Data records
--- START ---

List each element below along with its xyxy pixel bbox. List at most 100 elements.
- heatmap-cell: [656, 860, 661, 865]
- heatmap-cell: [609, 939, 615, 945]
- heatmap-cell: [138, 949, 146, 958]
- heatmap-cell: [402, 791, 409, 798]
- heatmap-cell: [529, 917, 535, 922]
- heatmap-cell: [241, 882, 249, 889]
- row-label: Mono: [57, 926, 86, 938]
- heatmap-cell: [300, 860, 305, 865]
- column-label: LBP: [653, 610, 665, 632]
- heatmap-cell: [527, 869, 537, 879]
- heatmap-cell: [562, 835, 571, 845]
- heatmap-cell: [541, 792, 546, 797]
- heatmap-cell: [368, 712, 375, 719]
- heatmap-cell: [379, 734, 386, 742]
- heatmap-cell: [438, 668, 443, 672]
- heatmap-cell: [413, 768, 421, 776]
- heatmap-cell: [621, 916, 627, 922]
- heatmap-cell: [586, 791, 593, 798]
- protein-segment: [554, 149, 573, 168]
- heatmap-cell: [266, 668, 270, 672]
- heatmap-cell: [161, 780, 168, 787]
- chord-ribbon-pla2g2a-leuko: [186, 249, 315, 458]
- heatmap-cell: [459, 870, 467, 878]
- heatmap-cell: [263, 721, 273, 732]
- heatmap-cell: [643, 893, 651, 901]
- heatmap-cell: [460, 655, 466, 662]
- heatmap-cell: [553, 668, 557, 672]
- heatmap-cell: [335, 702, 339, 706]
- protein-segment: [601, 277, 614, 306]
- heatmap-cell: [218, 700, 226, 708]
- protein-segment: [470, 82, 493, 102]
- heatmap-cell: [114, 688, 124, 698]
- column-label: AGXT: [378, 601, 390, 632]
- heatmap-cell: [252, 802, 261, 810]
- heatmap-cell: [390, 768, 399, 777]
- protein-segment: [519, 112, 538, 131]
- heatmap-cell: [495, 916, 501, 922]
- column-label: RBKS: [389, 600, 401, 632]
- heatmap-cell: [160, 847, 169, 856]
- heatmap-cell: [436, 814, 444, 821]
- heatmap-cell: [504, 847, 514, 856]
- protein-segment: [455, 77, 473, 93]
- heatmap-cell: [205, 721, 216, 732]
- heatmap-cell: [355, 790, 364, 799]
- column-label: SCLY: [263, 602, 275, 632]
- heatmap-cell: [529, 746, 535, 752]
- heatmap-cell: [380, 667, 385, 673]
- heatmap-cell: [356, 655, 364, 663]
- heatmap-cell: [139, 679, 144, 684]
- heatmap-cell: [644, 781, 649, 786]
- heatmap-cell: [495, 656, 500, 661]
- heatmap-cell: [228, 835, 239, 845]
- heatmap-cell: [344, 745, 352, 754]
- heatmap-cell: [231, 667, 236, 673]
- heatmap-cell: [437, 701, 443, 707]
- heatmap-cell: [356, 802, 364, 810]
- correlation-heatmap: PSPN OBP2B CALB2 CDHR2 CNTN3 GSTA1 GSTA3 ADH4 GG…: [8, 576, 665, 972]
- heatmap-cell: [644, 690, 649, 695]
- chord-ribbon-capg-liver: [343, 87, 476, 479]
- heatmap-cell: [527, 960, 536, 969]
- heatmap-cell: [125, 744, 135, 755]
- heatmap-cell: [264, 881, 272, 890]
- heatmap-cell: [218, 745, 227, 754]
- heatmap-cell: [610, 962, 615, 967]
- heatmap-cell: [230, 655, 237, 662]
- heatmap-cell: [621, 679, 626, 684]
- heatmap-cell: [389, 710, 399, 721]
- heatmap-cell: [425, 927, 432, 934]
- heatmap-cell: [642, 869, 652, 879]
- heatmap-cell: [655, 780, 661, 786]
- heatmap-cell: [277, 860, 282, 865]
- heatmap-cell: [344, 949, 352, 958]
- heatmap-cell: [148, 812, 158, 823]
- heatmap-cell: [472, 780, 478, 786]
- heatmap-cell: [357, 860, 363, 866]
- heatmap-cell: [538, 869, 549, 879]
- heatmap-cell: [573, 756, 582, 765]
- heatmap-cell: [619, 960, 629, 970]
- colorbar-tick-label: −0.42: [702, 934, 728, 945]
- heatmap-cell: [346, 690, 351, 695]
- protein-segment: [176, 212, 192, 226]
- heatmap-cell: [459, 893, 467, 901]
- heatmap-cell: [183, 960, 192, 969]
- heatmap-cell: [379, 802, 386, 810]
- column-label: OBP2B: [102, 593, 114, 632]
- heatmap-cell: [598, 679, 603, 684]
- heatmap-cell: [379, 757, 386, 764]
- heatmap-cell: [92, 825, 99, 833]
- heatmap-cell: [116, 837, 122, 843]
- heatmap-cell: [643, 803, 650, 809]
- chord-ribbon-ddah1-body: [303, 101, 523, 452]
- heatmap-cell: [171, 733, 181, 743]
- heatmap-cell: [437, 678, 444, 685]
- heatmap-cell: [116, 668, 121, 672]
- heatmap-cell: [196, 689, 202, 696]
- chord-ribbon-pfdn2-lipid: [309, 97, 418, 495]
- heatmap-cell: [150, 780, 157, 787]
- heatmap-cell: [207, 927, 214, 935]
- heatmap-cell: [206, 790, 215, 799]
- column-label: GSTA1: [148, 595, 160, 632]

--- END ---

▶ **Aim of the exercise**
If the string "chord" appears in a line of the entries, report the line.

▶ **Solution for this problem**
- chord-ribbon-pla2g2a-leuko: [186, 249, 315, 458]
- chord-ribbon-capg-liver: [343, 87, 476, 479]
- chord-ribbon-ddah1-body: [303, 101, 523, 452]
- chord-ribbon-pfdn2-lipid: [309, 97, 418, 495]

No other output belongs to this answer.